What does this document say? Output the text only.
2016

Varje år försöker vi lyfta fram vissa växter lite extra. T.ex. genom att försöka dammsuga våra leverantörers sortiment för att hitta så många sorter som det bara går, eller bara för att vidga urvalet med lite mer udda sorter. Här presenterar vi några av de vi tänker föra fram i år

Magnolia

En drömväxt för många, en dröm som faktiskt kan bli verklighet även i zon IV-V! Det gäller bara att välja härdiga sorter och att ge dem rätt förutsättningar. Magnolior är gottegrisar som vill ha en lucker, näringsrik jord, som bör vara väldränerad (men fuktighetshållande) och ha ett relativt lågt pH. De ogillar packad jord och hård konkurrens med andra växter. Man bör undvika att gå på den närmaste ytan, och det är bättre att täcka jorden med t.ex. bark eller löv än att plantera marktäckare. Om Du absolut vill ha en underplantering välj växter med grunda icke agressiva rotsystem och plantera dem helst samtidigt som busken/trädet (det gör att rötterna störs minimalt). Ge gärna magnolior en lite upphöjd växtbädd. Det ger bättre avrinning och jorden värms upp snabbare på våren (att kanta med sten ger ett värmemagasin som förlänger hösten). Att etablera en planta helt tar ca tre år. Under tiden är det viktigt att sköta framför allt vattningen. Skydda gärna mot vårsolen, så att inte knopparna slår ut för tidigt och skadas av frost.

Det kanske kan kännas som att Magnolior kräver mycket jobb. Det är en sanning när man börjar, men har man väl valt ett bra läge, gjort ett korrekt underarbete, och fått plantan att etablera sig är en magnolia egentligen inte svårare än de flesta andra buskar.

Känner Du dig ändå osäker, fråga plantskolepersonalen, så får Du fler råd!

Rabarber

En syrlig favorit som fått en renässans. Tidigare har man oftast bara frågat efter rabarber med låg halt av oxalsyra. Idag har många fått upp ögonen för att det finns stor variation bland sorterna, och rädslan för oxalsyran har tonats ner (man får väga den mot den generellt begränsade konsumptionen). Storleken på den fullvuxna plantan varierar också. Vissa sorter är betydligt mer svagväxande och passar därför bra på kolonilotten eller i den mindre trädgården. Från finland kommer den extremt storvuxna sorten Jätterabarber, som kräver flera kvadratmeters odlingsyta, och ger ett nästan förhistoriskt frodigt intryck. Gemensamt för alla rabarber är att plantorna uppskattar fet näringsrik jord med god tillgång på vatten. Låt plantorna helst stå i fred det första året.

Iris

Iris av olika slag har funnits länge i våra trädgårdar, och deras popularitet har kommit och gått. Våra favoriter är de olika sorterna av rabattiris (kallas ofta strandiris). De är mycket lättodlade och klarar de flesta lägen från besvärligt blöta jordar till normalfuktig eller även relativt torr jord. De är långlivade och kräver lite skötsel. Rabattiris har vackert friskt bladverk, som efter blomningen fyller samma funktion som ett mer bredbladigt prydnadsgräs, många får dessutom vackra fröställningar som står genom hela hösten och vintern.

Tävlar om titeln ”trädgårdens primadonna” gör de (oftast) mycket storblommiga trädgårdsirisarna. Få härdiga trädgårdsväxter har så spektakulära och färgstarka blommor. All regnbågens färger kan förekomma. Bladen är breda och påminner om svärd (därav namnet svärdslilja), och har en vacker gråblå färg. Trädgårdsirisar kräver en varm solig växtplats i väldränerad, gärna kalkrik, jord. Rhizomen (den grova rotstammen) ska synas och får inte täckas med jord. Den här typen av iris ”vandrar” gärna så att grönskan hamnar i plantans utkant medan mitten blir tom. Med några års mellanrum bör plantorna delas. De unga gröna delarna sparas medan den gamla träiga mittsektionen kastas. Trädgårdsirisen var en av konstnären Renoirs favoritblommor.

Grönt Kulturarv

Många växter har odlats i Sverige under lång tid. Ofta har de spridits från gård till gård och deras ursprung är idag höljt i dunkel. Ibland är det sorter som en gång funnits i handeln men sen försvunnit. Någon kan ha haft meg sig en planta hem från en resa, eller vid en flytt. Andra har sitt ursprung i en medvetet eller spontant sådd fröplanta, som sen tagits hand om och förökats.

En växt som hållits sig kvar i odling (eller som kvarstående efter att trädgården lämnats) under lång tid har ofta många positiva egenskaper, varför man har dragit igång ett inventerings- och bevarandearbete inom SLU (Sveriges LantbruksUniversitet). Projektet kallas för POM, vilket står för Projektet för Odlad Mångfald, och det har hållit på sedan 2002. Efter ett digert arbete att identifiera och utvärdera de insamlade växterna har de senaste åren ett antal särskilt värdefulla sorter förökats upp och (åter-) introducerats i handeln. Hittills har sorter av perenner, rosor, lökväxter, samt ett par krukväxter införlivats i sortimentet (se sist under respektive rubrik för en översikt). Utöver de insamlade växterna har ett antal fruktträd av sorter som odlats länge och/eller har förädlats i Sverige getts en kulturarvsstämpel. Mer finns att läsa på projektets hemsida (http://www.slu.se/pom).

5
════════════════
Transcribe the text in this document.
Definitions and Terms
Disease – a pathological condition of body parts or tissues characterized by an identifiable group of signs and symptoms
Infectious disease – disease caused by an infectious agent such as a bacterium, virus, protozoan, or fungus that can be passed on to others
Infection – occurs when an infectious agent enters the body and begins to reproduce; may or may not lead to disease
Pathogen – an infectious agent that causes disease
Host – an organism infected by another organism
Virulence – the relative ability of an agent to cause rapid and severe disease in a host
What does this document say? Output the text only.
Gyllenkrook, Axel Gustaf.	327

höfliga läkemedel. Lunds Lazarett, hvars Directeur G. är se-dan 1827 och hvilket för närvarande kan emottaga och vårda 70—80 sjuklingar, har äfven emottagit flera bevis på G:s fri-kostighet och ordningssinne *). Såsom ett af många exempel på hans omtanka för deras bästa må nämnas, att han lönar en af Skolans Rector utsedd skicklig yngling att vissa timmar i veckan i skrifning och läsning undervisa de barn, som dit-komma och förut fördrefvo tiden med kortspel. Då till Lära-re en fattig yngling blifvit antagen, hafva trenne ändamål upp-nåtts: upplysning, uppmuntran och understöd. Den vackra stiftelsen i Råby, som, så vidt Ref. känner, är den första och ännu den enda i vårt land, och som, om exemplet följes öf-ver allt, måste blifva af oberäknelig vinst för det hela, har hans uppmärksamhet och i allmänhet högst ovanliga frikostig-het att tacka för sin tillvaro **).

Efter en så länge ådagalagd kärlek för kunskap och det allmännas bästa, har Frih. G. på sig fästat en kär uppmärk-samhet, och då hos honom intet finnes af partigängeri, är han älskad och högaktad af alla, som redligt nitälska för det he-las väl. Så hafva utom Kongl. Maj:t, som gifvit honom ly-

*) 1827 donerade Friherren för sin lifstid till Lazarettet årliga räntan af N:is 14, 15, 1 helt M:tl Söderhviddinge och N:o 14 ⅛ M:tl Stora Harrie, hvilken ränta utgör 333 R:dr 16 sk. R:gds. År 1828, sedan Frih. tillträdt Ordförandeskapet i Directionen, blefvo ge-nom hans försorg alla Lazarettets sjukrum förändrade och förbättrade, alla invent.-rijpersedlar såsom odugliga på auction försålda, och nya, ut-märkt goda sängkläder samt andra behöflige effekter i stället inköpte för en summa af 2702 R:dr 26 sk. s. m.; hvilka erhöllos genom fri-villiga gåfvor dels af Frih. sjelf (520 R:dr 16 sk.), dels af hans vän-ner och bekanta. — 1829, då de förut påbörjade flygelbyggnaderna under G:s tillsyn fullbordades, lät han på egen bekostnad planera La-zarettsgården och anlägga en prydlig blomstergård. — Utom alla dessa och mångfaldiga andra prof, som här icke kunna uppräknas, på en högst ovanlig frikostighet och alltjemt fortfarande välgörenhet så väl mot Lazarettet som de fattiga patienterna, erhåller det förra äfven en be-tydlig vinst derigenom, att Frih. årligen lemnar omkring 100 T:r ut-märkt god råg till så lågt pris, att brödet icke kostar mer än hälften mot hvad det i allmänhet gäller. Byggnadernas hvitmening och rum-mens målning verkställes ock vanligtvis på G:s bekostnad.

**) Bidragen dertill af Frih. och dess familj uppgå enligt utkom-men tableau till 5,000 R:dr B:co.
════════════════
- YOUR GOAL -
Every line of the material that holds the word "oftast" must be found and copied.

- TASK RESULT -
En syrlig favorit som fått en renässans. Tidigare har man oftast bara frågat efter rabarber med låg halt av oxalsyra. Idag har många fått upp ögonen för att det finns stor variation bland sorterna, och rädslan för oxalsyran har tonats ner (man får väga den mot den generellt begränsade konsumptionen). Storleken på den fullvuxna plantan varierar också. Vissa sorter är betydligt mer svagväxande och passar därför bra på kolonilotten eller i den mindre trädgården. Från finland kommer den extremt storvuxna sorten Jätterabarber, som kräver flera kvadratmeters odlingsyta, och ger ett nästan förhistoriskt frodigt intryck. Gemensamt för alla rabarber är att plantorna uppskattar fet näringsrik jord med god tillgång på vatten. Låt plantorna helst stå i fred det första året.
Tävlar om titeln ”trädgårdens primadonna” gör de (oftast) mycket storblommiga trädgårdsirisarna. Få härdiga trädgårdsväxter har så spektakulära och färgstarka blommor. All regnbågens färger kan förekomma. Bladen är breda och påminner om svärd (därav namnet svärdslilja), och har en vacker gråblå färg. Trädgårdsirisar kräver en varm solig växtplats i väldränerad, gärna kalkrik, jord. Rhizomen (den grova rotstammen) ska synas och får inte täckas med jord. Den här typen av iris ”vandrar” gärna så att grönskan hamnar i plantans utkant medan mitten blir tom. Med några års mellanrum bör plantorna delas. De unga gröna delarna sparas medan den gamla träiga mittsektionen kastas. Trädgårdsirisen var en av konstnären Renoirs favoritblommor.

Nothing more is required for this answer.